* [WRITTEN REQUEST] Copy every line of the material below word for word.

* [RECORDS FOR THIS EXERCISE]
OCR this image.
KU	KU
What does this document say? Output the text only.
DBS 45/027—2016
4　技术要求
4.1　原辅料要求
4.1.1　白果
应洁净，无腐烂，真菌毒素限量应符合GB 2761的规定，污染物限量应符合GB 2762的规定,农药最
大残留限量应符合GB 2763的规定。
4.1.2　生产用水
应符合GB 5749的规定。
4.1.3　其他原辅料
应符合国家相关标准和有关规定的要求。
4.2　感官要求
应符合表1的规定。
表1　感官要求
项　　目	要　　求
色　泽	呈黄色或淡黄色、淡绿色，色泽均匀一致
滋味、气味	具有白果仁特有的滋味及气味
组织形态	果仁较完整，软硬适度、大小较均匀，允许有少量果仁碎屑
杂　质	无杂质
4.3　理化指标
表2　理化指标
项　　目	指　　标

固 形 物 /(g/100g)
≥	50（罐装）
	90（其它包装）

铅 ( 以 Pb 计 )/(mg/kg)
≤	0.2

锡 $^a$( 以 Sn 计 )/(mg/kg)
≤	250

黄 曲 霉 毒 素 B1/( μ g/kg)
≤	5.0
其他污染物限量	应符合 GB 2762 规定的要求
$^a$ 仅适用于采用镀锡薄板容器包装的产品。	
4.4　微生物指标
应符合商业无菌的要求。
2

* [OUTPUT FOR THIS EXERCISE]
OCR this image.
KU	KU
What does this document say? Output the text only.
DBS 45/027—2016
4　技术要求
4.1　原辅料要求
4.1.1　白果
应洁净，无腐烂，真菌毒素限量应符合GB 2761的规定，污染物限量应符合GB 2762的规定,农药最
大残留限量应符合GB 2763的规定。
4.1.2　生产用水
应符合GB 5749的规定。
4.1.3　其他原辅料
应符合国家相关标准和有关规定的要求。
4.2　感官要求
应符合表1的规定。
表1　感官要求
项　　目	要　　求
色　泽	呈黄色或淡黄色、淡绿色，色泽均匀一致
滋味、气味	具有白果仁特有的滋味及气味
组织形态	果仁较完整，软硬适度、大小较均匀，允许有少量果仁碎屑
杂　质	无杂质
4.3　理化指标
表2　理化指标
项　　目	指　　标

固 形 物 /(g/100g)
≥	50（罐装）
	90（其它包装）

铅 ( 以 Pb 计 )/(mg/kg)
≤	0.2

锡 $^a$( 以 Sn 计 )/(mg/kg)
≤	250

黄 曲 霉 毒 素 B1/( μ g/kg)
≤	5.0
其他污染物限量	应符合 GB 2762 规定的要求
$^a$ 仅适用于采用镀锡薄板容器包装的产品。	
4.4　微生物指标
应符合商业无菌的要求。
2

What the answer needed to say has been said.